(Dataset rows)
^^^^^^^^^^^^^^^^

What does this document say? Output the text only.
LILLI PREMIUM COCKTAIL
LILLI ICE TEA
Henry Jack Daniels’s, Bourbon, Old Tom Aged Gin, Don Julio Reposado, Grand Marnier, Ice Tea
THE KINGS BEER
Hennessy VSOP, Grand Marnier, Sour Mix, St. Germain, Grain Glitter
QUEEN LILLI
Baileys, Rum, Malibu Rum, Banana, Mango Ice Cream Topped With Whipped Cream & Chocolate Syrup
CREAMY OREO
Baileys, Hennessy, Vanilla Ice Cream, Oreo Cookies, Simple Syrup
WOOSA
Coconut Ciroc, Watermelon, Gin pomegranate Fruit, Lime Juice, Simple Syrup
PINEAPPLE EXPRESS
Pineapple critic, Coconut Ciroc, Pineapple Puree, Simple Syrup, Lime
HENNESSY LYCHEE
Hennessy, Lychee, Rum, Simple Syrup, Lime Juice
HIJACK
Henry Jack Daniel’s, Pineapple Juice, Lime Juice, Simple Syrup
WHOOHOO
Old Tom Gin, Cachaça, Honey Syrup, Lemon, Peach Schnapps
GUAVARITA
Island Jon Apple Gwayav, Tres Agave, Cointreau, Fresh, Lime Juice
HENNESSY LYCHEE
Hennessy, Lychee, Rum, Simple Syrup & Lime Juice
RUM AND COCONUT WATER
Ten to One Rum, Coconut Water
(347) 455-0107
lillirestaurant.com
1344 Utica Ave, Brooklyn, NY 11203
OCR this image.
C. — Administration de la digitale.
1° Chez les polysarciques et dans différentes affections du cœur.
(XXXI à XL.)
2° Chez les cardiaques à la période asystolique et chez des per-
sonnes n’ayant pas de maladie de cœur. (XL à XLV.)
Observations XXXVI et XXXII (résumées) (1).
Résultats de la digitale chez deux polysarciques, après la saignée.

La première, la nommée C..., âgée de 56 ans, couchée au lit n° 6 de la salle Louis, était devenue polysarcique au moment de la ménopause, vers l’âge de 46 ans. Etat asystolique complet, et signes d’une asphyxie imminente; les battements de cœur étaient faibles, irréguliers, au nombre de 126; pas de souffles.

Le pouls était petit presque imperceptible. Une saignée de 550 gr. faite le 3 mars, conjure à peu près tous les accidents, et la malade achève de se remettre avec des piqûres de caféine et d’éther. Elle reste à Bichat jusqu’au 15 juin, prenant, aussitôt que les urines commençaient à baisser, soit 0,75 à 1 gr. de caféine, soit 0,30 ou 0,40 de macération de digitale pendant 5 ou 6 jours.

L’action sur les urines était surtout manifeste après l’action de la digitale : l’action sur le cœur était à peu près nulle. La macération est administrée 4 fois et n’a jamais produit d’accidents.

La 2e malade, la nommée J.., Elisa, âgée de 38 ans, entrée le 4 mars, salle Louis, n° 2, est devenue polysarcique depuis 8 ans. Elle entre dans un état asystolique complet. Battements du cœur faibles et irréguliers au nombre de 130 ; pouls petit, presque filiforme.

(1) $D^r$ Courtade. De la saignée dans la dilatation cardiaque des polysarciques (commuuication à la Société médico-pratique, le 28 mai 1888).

^^^^^^^^^^^^^^^^

**REQUIRED TASK:** Repeat each entry word for word.

**FINISHED EXERCISE:**
What does this document say? Output the text only.
LILLI PREMIUM COCKTAIL
LILLI ICE TEA
Henry Jack Daniels’s, Bourbon, Old Tom Aged Gin, Don Julio Reposado, Grand Marnier, Ice Tea
THE KINGS BEER
Hennessy VSOP, Grand Marnier, Sour Mix, St. Germain, Grain Glitter
QUEEN LILLI
Baileys, Rum, Malibu Rum, Banana, Mango Ice Cream Topped With Whipped Cream & Chocolate Syrup
CREAMY OREO
Baileys, Hennessy, Vanilla Ice Cream, Oreo Cookies, Simple Syrup
WOOSA
Coconut Ciroc, Watermelon, Gin pomegranate Fruit, Lime Juice, Simple Syrup
PINEAPPLE EXPRESS
Pineapple critic, Coconut Ciroc, Pineapple Puree, Simple Syrup, Lime
HENNESSY LYCHEE
Hennessy, Lychee, Rum, Simple Syrup, Lime Juice
HIJACK
Henry Jack Daniel’s, Pineapple Juice, Lime Juice, Simple Syrup
WHOOHOO
Old Tom Gin, Cachaça, Honey Syrup, Lemon, Peach Schnapps
GUAVARITA
Island Jon Apple Gwayav, Tres Agave, Cointreau, Fresh, Lime Juice
HENNESSY LYCHEE
Hennessy, Lychee, Rum, Simple Syrup & Lime Juice
RUM AND COCONUT WATER
Ten to One Rum, Coconut Water
(347) 455-0107
lillirestaurant.com
1344 Utica Ave, Brooklyn, NY 11203
OCR this image.
C. — Administration de la digitale.
1° Chez les polysarciques et dans différentes affections du cœur.
(XXXI à XL.)
2° Chez les cardiaques à la période asystolique et chez des per-
sonnes n’ayant pas de maladie de cœur. (XL à XLV.)
Observations XXXVI et XXXII (résumées) (1).
Résultats de la digitale chez deux polysarciques, après la saignée.

La première, la nommée C..., âgée de 56 ans, couchée au lit n° 6 de la salle Louis, était devenue polysarcique au moment de la ménopause, vers l’âge de 46 ans. Etat asystolique complet, et signes d’une asphyxie imminente; les battements de cœur étaient faibles, irréguliers, au nombre de 126; pas de souffles.

Le pouls était petit presque imperceptible. Une saignée de 550 gr. faite le 3 mars, conjure à peu près tous les accidents, et la malade achève de se remettre avec des piqûres de caféine et d’éther. Elle reste à Bichat jusqu’au 15 juin, prenant, aussitôt que les urines commençaient à baisser, soit 0,75 à 1 gr. de caféine, soit 0,30 ou 0,40 de macération de digitale pendant 5 ou 6 jours.

L’action sur les urines était surtout manifeste après l’action de la digitale : l’action sur le cœur était à peu près nulle. La macération est administrée 4 fois et n’a jamais produit d’accidents.

La 2e malade, la nommée J.., Elisa, âgée de 38 ans, entrée le 4 mars, salle Louis, n° 2, est devenue polysarcique depuis 8 ans. Elle entre dans un état asystolique complet. Battements du cœur faibles et irréguliers au nombre de 130 ; pouls petit, presque filiforme.

(1) $D^r$ Courtade. De la saignée dans la dilatation cardiaque des polysarciques (commuuication à la Société médico-pratique, le 28 mai 1888).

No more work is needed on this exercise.